Capstone: Build a Chat-With-Your-Notes AI App
Capstone project: build a 'chat with your notes' AI app in Python with RAG, retrieval, and citations end to end, then where to go next.

Eleven lessons of parts. Time to build the machine. By the end of this you'll have one runnable Python script, a command-line assistant that reads a folder of your own notes and answers questions about them, with the source file printed next to every answer. Drop your meeting notes, study cards, or a project README into a folder, ask "what did we decide about pricing?", and get back an answer grounded in your text instead of the model's best guess.
This is the whole series snapping together. We load and chunk text like a file project, embed it with the embedding model, rank by cosine the way the embeddings lesson showed, stuff the winners into a grounded prompt the way RAG showed, and wrap it in a loop. No new concepts. Just assembly.
What we're building
Five moving parts, in order. The first four run once at startup; the last one runs on every question.
Everything lives in memory in a single script. No database, no web framework, no vector store. That's deliberate. You can read the whole thing top to bottom and see exactly where the magic is (there isn't any, it's cosine similarity and a careful prompt). When you outgrow in-memory, the last section points you at the tools that scale it.
The setup
Same provider-agnostic client from your first API call, plus the embedding model from the embeddings lesson. Three env vars in a git-ignored .env, nothing hard-coded.
import os, math, glob
from dotenv import load_dotenv
from openai import OpenAI
load_dotenv()
client = OpenAI(
base_url=os.environ["LLM_BASE_URL"],
api_key=os.environ["LLM_API_KEY"],
)
MODEL = os.environ.get("LLM_MODEL", "gpt-4o-mini")
EMBED_MODEL = os.environ.get("LLM_EMBED_MODEL", "text-embedding-3-small")
NOTES_DIR = "notes" # put your .md / .txt files in here
TOP_K = 4 # how many chunks to feed the modelIf pip install openai python-dotenv and the .env file are unfamiliar, the first API call lesson walks through every line. Make a folder called notes next to the script and toss in a few .md or .txt files. That's your knowledge base.
Load and chunk the notes
Two jobs: read every text file in the folder, and cut each one into short passages. We chunk because a whole document is a blunt instrument. If one paragraph answers the question, you want to retrieve that paragraph, not the entire 4,000-word file. Smaller chunks mean sharper retrieval and a tighter, cheaper prompt.

> [Task objective]: In the capstone tutorial, which chat model does the script use when the LLM_MODEL environment variable is not set? The records that follow are separate material and are unrelated to the capstone tutorial.

> [Information given]:
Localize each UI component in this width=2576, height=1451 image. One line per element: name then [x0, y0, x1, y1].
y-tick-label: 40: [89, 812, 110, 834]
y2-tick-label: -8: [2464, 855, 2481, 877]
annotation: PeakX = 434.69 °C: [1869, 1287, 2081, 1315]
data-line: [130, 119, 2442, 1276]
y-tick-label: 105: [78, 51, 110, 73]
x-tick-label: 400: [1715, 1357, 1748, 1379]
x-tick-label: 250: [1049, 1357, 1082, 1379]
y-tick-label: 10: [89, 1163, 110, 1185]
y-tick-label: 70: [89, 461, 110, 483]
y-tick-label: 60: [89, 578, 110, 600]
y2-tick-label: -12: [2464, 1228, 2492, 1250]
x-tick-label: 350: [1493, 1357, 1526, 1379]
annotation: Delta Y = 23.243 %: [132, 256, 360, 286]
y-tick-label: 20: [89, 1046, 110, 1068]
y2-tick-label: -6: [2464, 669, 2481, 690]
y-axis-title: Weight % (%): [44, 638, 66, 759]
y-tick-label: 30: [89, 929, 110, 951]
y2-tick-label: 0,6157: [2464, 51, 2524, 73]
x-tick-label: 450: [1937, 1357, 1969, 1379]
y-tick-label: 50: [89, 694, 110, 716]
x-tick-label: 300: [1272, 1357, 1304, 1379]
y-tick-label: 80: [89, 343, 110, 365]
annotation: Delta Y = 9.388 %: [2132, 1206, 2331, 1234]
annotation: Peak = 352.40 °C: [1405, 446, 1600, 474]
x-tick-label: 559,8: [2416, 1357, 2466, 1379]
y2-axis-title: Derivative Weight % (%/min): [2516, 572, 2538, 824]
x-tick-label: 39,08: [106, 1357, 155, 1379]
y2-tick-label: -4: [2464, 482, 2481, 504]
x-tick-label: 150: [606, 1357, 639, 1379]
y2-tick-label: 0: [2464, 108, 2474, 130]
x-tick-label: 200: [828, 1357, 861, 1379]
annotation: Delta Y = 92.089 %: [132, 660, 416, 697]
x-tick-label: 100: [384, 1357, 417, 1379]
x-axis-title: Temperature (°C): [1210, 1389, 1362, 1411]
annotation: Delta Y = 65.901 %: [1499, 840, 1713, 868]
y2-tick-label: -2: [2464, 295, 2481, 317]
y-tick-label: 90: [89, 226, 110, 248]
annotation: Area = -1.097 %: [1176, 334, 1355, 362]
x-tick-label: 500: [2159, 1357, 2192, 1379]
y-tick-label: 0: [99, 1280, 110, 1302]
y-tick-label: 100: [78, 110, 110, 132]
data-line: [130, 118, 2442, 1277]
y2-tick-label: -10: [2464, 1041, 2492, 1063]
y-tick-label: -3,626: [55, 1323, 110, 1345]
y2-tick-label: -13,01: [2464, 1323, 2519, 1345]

> [Written reply]: It uses gpt-4o-mini.